■ **Kutipan Teks**:
+--
Respon kekebalan dan toleransi kekebalan antara organ donor dan tubuh ditemukan
merupakan fungsi dari migrasi dan lokalisasi leukosit.[79]
Salah satu temuan adalah aktivasi sistem kekebalan turunan oleh sel NK dan interferon-γ
segera setelah transplantasi selesai dilakukan.[83] Pada model
tikus, sel
hepatosit donor ditemukan bersifat sangat antigenik
sehingga memicu respon penolakan, yang dapat dilakukan secara mandiri atau
bersama-sama antara sel T CD4 dan sel T CD8.[84]
Untuk itu diperlukan terapi imunosupresif
yang intensif sebelum transplantasi dilakukan, yang disebut preparative regimen
atau conditioning untuk mencegah penolakan organ donor oleh sistem
kekebalan inang.[85] Terapi imunosupresif
tersebut ditujukan untuk menekan sel T dan sel NK inang guna memberikan ruang di dalam sumsum tulang belakang untuk transplantasi
sel punca hematopoietik dari organ donor melalui terapi mielosupresif,
untuk keseimbangan repopulasi sel donor dengan sel hasil diferensiasi dari sel
punca inang.
Dewasa ini, transplantasi hati dilakukan hanya
pada saat hati telah memasuki jenjang akhir suatu penyakit, atau telah terjadi
disfungsi akut yang disebut fulminant hepatic failure. Kasus
transplantasi hati pada manusia umumnya disebabkan oleh sirosis
hati akibat dari hepatitis C kronis, ketergantungan alkohol, hepatitis
otoimun dll.
+--
[Baris data]
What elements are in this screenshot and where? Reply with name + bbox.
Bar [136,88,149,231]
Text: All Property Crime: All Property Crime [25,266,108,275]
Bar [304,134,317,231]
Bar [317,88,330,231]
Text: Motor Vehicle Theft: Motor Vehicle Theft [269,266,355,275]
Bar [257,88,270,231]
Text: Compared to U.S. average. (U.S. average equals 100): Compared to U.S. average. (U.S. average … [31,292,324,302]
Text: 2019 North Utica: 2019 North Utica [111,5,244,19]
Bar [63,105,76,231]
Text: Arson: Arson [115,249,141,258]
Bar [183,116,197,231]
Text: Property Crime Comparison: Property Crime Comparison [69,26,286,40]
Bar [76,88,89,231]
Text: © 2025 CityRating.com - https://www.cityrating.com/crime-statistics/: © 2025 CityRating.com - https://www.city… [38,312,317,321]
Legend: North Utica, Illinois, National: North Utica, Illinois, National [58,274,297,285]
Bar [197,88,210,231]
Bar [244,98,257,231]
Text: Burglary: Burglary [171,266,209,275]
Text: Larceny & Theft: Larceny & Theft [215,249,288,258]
+--
■ **Yang Perlu Dikerjakan**:
**1)** Menurut kutipan tentang transplantasi hati, apa sebutan untuk terapi imunosupresif intensif yang diberikan sebelum transplantasi?
**2)** Salin dari kutipan tentang transplantasi hati bagian yang dimulai pada "Dewasa ini, transplantasi" dan berakhir pada "otoimun dll.".

■ **Jawaban Tiap Tugas**:
**1)** Preparative regimen atau conditioning.

**2)**
Dewasa ini, transplantasi hati dilakukan hanya
pada saat hati telah memasuki jenjang akhir suatu penyakit, atau telah terjadi
disfungsi akut yang disebut fulminant hepatic failure. Kasus
transplantasi hati pada manusia umumnya disebabkan oleh sirosis
hati akibat dari hepatitis C kronis, ketergantungan alkohol, hepatitis
otoimun dll.